_WORK TO BE COMPLETED_
Please write out the complete listing that follows, exactly as it reads.
++++++
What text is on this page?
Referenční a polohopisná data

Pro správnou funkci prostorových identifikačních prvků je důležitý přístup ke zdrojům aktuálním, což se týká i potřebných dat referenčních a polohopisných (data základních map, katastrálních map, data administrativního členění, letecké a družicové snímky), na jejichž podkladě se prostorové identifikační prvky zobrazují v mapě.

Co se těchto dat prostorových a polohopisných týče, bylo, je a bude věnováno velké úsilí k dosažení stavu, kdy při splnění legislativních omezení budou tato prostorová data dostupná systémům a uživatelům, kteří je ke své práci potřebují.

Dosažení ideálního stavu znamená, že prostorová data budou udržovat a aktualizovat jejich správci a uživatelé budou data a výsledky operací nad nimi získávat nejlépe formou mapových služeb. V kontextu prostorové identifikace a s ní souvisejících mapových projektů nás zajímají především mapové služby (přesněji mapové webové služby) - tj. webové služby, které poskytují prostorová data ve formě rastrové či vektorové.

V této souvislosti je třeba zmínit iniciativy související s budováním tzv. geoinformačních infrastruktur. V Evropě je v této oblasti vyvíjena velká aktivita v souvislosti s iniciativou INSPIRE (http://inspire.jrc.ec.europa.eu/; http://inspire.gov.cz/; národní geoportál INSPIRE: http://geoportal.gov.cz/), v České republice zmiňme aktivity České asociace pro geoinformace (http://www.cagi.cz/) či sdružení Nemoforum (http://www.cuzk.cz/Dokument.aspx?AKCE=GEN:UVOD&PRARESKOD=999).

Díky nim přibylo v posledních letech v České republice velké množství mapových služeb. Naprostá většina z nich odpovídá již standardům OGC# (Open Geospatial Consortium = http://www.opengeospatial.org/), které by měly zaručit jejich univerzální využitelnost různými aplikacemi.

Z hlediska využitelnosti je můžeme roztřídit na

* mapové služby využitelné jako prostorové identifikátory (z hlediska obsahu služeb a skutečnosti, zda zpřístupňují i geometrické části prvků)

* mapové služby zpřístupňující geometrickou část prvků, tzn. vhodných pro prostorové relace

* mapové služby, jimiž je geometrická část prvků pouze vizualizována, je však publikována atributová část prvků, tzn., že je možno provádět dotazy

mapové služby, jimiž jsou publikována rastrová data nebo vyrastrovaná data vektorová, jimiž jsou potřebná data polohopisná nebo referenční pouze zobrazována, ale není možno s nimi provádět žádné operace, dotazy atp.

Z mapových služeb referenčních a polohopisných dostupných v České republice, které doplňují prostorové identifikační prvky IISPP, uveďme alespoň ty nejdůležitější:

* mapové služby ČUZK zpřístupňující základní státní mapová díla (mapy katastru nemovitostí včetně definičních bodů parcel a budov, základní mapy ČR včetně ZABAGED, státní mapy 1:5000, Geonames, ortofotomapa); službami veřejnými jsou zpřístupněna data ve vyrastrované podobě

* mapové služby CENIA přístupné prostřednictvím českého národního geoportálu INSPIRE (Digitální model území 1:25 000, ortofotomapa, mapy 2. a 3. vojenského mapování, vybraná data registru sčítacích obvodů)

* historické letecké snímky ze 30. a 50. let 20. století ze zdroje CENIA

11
++++++
_RESPONSE BELOW_
What text is on this page?
Referenční a polohopisná data

Pro správnou funkci prostorových identifikačních prvků je důležitý přístup ke zdrojům aktuálním, což se týká i potřebných dat referenčních a polohopisných (data základních map, katastrálních map, data administrativního členění, letecké a družicové snímky), na jejichž podkladě se prostorové identifikační prvky zobrazují v mapě.

Co se těchto dat prostorových a polohopisných týče, bylo, je a bude věnováno velké úsilí k dosažení stavu, kdy při splnění legislativních omezení budou tato prostorová data dostupná systémům a uživatelům, kteří je ke své práci potřebují.

Dosažení ideálního stavu znamená, že prostorová data budou udržovat a aktualizovat jejich správci a uživatelé budou data a výsledky operací nad nimi získávat nejlépe formou mapových služeb. V kontextu prostorové identifikace a s ní souvisejících mapových projektů nás zajímají především mapové služby (přesněji mapové webové služby) - tj. webové služby, které poskytují prostorová data ve formě rastrové či vektorové.

V této souvislosti je třeba zmínit iniciativy související s budováním tzv. geoinformačních infrastruktur. V Evropě je v této oblasti vyvíjena velká aktivita v souvislosti s iniciativou INSPIRE (http://inspire.jrc.ec.europa.eu/; http://inspire.gov.cz/; národní geoportál INSPIRE: http://geoportal.gov.cz/), v České republice zmiňme aktivity České asociace pro geoinformace (http://www.cagi.cz/) či sdružení Nemoforum (http://www.cuzk.cz/Dokument.aspx?AKCE=GEN:UVOD&PRARESKOD=999).

Díky nim přibylo v posledních letech v České republice velké množství mapových služeb. Naprostá většina z nich odpovídá již standardům OGC# (Open Geospatial Consortium = http://www.opengeospatial.org/), které by měly zaručit jejich univerzální využitelnost různými aplikacemi.

Z hlediska využitelnosti je můžeme roztřídit na

* mapové služby využitelné jako prostorové identifikátory (z hlediska obsahu služeb a skutečnosti, zda zpřístupňují i geometrické části prvků)

* mapové služby zpřístupňující geometrickou část prvků, tzn. vhodných pro prostorové relace

* mapové služby, jimiž je geometrická část prvků pouze vizualizována, je však publikována atributová část prvků, tzn., že je možno provádět dotazy

mapové služby, jimiž jsou publikována rastrová data nebo vyrastrovaná data vektorová, jimiž jsou potřebná data polohopisná nebo referenční pouze zobrazována, ale není možno s nimi provádět žádné operace, dotazy atp.

Z mapových služeb referenčních a polohopisných dostupných v České republice, které doplňují prostorové identifikační prvky IISPP, uveďme alespoň ty nejdůležitější:

* mapové služby ČUZK zpřístupňující základní státní mapová díla (mapy katastru nemovitostí včetně definičních bodů parcel a budov, základní mapy ČR včetně ZABAGED, státní mapy 1:5000, Geonames, ortofotomapa); službami veřejnými jsou zpřístupněna data ve vyrastrované podobě

* mapové služby CENIA přístupné prostřednictvím českého národního geoportálu INSPIRE (Digitální model území 1:25 000, ortofotomapa, mapy 2. a 3. vojenského mapování, vybraná data registru sčítacích obvodů)

* historické letecké snímky ze 30. a 50. let 20. století ze zdroje CENIA

11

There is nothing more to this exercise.